## [Direction]
Check each line of the records below and collect those that include the word "name".

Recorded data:
########################################

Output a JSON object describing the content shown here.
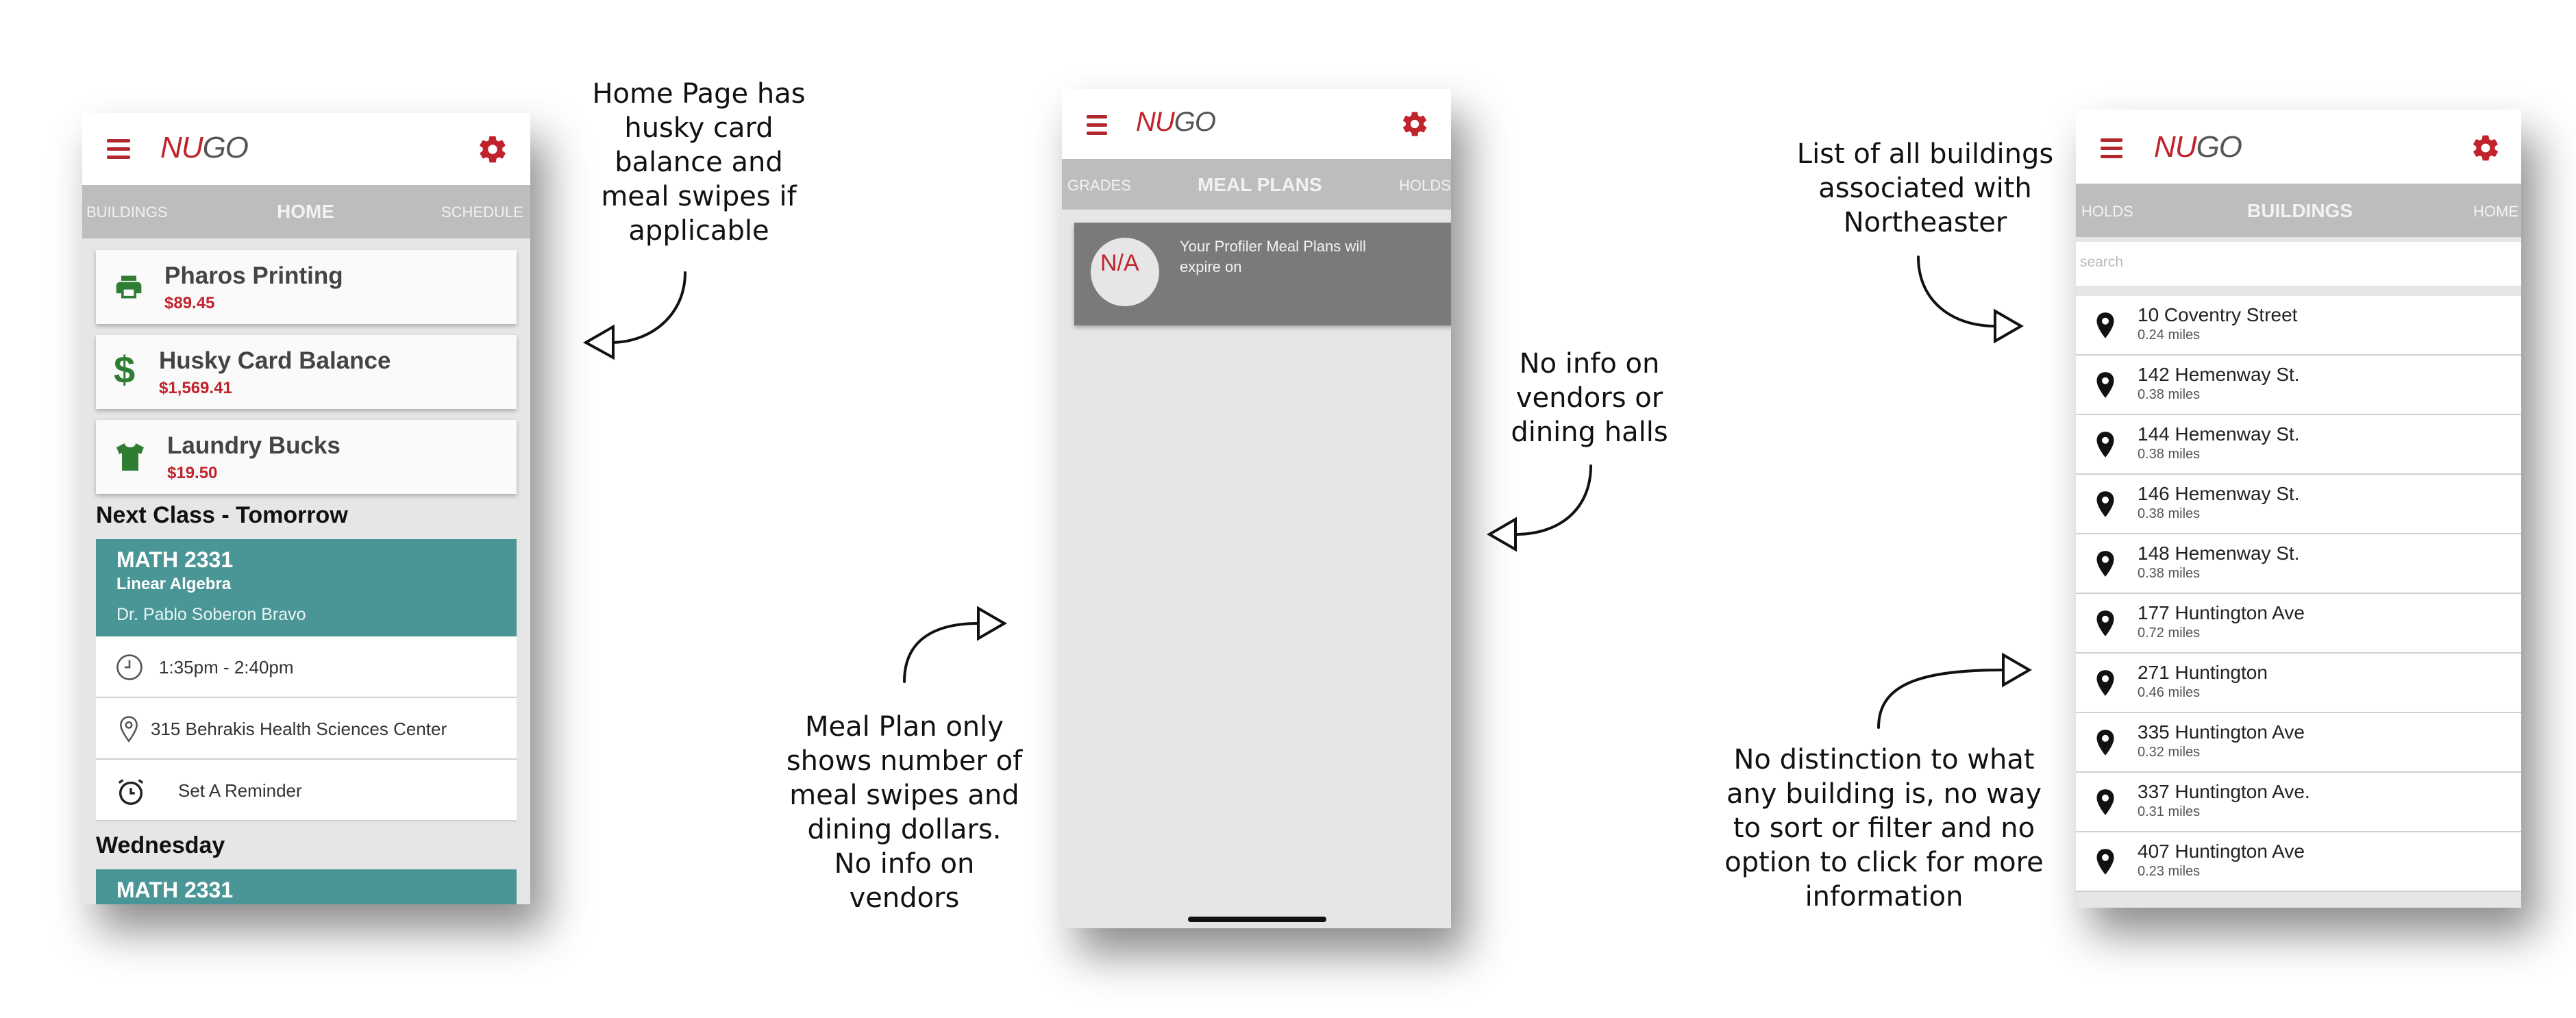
{
  "app": {
    "logo_nu": "NU",
    "logo_go": "GO"
  },
  "home": {
    "tabs": {
      "left": "BUILDINGS",
      "active": "HOME",
      "right": "SCHEDULE"
    },
    "cards": [
      {
        "title": "Pharos Printing",
        "value": "$89.45",
        "icon": "printer-icon"
      },
      {
        "title": "Husky Card Balance",
        "value": "$1,569.41",
        "icon": "dollar-icon"
      },
      {
        "title": "Laundry Bucks",
        "value": "$19.50",
        "icon": "tshirt-icon"
      }
    ],
    "next_class_heading": "Next Class - Tomorrow",
    "next_class": {
      "code": "MATH 2331",
      "name": "Linear Algebra",
      "instructor": "Dr. Pablo Soberon Bravo"
    },
    "details": {
      "time": "1:35pm - 2:40pm",
      "location": "315 Behrakis Health Sciences Center",
      "reminder": "Set A Reminder"
    },
    "wednesday_heading": "Wednesday",
    "wednesday_class": {
      "code": "MATH 2331"
    }
  },
  "meal": {
    "tabs": {
      "left": "GRADES",
      "active": "MEAL PLANS",
      "right": "HOLDS"
    },
    "badge": "N/A",
    "text": "Your Profiler Meal Plans will expire on"
  },
  "buildings": {
    "tabs": {
      "left": "HOLDS",
      "active": "BUILDINGS",
      "right": "HOME"
    },
    "search_placeholder": "search",
    "items": [
      {
        "name": "10 Coventry Street",
        "dist": "0.24 miles"
      },
      {
        "name": "142 Hemenway St.",
        "dist": "0.38 miles"
      },
      {
        "name": "144 Hemenway St.",
        "dist": "0.38 miles"
      },
      {
        "name": "146 Hemenway St.",
        "dist": "0.38 miles"
      },
      {
        "name": "148 Hemenway St.",
        "dist": "0.38 miles"
      },
      {
        "name": "177 Huntington Ave",
        "dist": "0.72 miles"
      },
      {
        "name": "271 Huntington",
        "dist": "0.46 miles"
      },
      {
        "name": "335 Huntington Ave",
        "dist": "0.32 miles"
      },
      {
        "name": "337 Huntington Ave.",
        "dist": "0.31 miles"
      },
      {
        "name": "407 Huntington Ave",
        "dist": "0.23 miles"
      }
    ]
  },
  "annotations": {
    "home": "Home Page has\nhusky card\nbalance and\nmeal swipes if\napplicable",
    "meal_plan": "Meal Plan only\nshows number of\nmeal swipes and\ndining dollars.\nNo info on\nvendors",
    "vendors": "No info on\nvendors or\ndining halls",
    "list": "List of all buildings\nassociated with\nNortheaster",
    "distinction": "No distinction to what\nany building is, no way\nto sort or filter and no\noption to click for more\ninformation"
  },
  "colors": {
    "brand_red": "#c0232c",
    "teal": "#4a9696",
    "tab_gray": "#bdbdbd",
    "icon_green": "#2e7d32"
  }
}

########################################

## [Written reply]
      "name": "Linear Algebra",
        "name": "10 Coventry Street",
        "name": "142 Hemenway St.",
        "name": "144 Hemenway St.",
        "name": "146 Hemenway St.",
        "name": "148 Hemenway St.",
        "name": "177 Huntington Ave",
        "name": "271 Huntington",
        "name": "335 Huntington Ave",
        "name": "337 Huntington Ave.",
        "name": "407 Huntington Ave",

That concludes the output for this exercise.